--- Begin Items ---

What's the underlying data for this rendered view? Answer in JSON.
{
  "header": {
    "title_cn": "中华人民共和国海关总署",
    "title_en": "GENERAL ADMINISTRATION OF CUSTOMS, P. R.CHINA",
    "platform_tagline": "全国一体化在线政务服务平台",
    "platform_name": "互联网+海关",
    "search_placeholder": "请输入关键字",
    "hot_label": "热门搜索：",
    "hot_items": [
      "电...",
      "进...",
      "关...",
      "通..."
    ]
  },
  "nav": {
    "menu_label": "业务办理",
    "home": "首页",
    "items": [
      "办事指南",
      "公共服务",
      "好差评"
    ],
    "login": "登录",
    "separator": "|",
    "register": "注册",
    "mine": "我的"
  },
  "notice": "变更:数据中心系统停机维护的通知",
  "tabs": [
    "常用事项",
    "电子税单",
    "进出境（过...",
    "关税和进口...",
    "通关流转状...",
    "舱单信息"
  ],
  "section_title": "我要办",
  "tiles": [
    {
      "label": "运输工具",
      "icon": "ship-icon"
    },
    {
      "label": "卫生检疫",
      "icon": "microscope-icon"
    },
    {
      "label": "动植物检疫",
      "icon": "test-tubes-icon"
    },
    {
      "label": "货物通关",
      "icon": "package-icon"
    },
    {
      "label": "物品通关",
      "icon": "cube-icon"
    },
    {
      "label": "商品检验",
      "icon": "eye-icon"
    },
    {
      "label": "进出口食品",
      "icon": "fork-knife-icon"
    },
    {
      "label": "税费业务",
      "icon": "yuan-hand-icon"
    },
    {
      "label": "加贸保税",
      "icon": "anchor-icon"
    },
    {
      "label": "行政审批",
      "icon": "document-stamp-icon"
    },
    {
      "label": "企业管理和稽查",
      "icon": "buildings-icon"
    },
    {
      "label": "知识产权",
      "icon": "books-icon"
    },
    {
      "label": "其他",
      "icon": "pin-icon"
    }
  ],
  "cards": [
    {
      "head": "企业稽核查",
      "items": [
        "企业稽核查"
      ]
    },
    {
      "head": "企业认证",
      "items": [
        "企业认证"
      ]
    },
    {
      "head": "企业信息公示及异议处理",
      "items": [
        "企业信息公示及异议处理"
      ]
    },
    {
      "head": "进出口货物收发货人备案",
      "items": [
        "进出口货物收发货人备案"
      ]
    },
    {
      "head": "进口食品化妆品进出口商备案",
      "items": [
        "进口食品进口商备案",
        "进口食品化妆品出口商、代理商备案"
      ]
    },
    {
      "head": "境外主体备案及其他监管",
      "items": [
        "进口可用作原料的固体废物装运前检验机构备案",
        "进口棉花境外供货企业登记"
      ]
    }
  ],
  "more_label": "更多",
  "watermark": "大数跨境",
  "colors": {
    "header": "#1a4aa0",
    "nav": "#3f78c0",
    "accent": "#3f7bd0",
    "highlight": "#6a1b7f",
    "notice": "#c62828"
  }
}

--- End Items ---

**What to work on**
Go through the records above and retype each one exactly.

**Correct output**
What's the underlying data for this rendered view? Answer in JSON.
{
  "header": {
    "title_cn": "中华人民共和国海关总署",
    "title_en": "GENERAL ADMINISTRATION OF CUSTOMS, P. R.CHINA",
    "platform_tagline": "全国一体化在线政务服务平台",
    "platform_name": "互联网+海关",
    "search_placeholder": "请输入关键字",
    "hot_label": "热门搜索：",
    "hot_items": [
      "电...",
      "进...",
      "关...",
      "通..."
    ]
  },
  "nav": {
    "menu_label": "业务办理",
    "home": "首页",
    "items": [
      "办事指南",
      "公共服务",
      "好差评"
    ],
    "login": "登录",
    "separator": "|",
    "register": "注册",
    "mine": "我的"
  },
  "notice": "变更:数据中心系统停机维护的通知",
  "tabs": [
    "常用事项",
    "电子税单",
    "进出境（过...",
    "关税和进口...",
    "通关流转状...",
    "舱单信息"
  ],
  "section_title": "我要办",
  "tiles": [
    {
      "label": "运输工具",
      "icon": "ship-icon"
    },
    {
      "label": "卫生检疫",
      "icon": "microscope-icon"
    },
    {
      "label": "动植物检疫",
      "icon": "test-tubes-icon"
    },
    {
      "label": "货物通关",
      "icon": "package-icon"
    },
    {
      "label": "物品通关",
      "icon": "cube-icon"
    },
    {
      "label": "商品检验",
      "icon": "eye-icon"
    },
    {
      "label": "进出口食品",
      "icon": "fork-knife-icon"
    },
    {
      "label": "税费业务",
      "icon": "yuan-hand-icon"
    },
    {
      "label": "加贸保税",
      "icon": "anchor-icon"
    },
    {
      "label": "行政审批",
      "icon": "document-stamp-icon"
    },
    {
      "label": "企业管理和稽查",
      "icon": "buildings-icon"
    },
    {
      "label": "知识产权",
      "icon": "books-icon"
    },
    {
      "label": "其他",
      "icon": "pin-icon"
    }
  ],
  "cards": [
    {
      "head": "企业稽核查",
      "items": [
        "企业稽核查"
      ]
    },
    {
      "head": "企业认证",
      "items": [
        "企业认证"
      ]
    },
    {
      "head": "企业信息公示及异议处理",
      "items": [
        "企业信息公示及异议处理"
      ]
    },
    {
      "head": "进出口货物收发货人备案",
      "items": [
        "进出口货物收发货人备案"
      ]
    },
    {
      "head": "进口食品化妆品进出口商备案",
      "items": [
        "进口食品进口商备案",
        "进口食品化妆品出口商、代理商备案"
      ]
    },
    {
      "head": "境外主体备案及其他监管",
      "items": [
        "进口可用作原料的固体废物装运前检验机构备案",
        "进口棉花境外供货企业登记"
      ]
    }
  ],
  "more_label": "更多",
  "watermark": "大数跨境",
  "colors": {
    "header": "#1a4aa0",
    "nav": "#3f78c0",
    "accent": "#3f7bd0",
    "highlight": "#6a1b7f",
    "notice": "#c62828"
  }
}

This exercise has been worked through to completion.